Written problem: Print out each entry below exactly, please.
--- Exercise input ---
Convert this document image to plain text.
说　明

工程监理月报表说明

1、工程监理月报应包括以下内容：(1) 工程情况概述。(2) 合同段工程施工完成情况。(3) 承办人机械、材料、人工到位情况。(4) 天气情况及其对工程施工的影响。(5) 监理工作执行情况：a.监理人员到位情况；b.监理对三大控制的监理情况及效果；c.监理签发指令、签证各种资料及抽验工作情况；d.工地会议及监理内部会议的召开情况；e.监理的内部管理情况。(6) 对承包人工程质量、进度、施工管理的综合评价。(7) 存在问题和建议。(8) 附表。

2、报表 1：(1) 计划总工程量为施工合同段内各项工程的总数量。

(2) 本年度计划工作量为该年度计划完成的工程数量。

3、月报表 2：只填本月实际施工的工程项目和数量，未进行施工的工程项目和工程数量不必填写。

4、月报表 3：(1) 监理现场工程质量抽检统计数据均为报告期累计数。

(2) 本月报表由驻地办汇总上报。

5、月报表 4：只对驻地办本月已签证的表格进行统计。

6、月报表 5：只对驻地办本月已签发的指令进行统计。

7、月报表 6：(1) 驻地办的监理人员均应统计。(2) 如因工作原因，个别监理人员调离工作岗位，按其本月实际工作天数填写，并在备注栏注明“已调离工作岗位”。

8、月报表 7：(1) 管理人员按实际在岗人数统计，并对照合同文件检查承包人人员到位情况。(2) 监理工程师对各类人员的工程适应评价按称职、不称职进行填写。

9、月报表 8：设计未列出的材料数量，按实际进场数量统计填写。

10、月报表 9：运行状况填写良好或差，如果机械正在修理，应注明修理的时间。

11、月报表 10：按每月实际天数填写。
---
Final result:
Convert this document image to plain text.
说　明

工程监理月报表说明

1、工程监理月报应包括以下内容：(1) 工程情况概述。(2) 合同段工程施工完成情况。(3) 承办人机械、材料、人工到位情况。(4) 天气情况及其对工程施工的影响。(5) 监理工作执行情况：a.监理人员到位情况；b.监理对三大控制的监理情况及效果；c.监理签发指令、签证各种资料及抽验工作情况；d.工地会议及监理内部会议的召开情况；e.监理的内部管理情况。(6) 对承包人工程质量、进度、施工管理的综合评价。(7) 存在问题和建议。(8) 附表。

2、报表 1：(1) 计划总工程量为施工合同段内各项工程的总数量。

(2) 本年度计划工作量为该年度计划完成的工程数量。

3、月报表 2：只填本月实际施工的工程项目和数量，未进行施工的工程项目和工程数量不必填写。

4、月报表 3：(1) 监理现场工程质量抽检统计数据均为报告期累计数。

(2) 本月报表由驻地办汇总上报。

5、月报表 4：只对驻地办本月已签证的表格进行统计。

6、月报表 5：只对驻地办本月已签发的指令进行统计。

7、月报表 6：(1) 驻地办的监理人员均应统计。(2) 如因工作原因，个别监理人员调离工作岗位，按其本月实际工作天数填写，并在备注栏注明“已调离工作岗位”。

8、月报表 7：(1) 管理人员按实际在岗人数统计，并对照合同文件检查承包人人员到位情况。(2) 监理工程师对各类人员的工程适应评价按称职、不称职进行填写。

9、月报表 8：设计未列出的材料数量，按实际进场数量统计填写。

10、月报表 9：运行状况填写良好或差，如果机械正在修理，应注明修理的时间。

11、月报表 10：按每月实际天数填写。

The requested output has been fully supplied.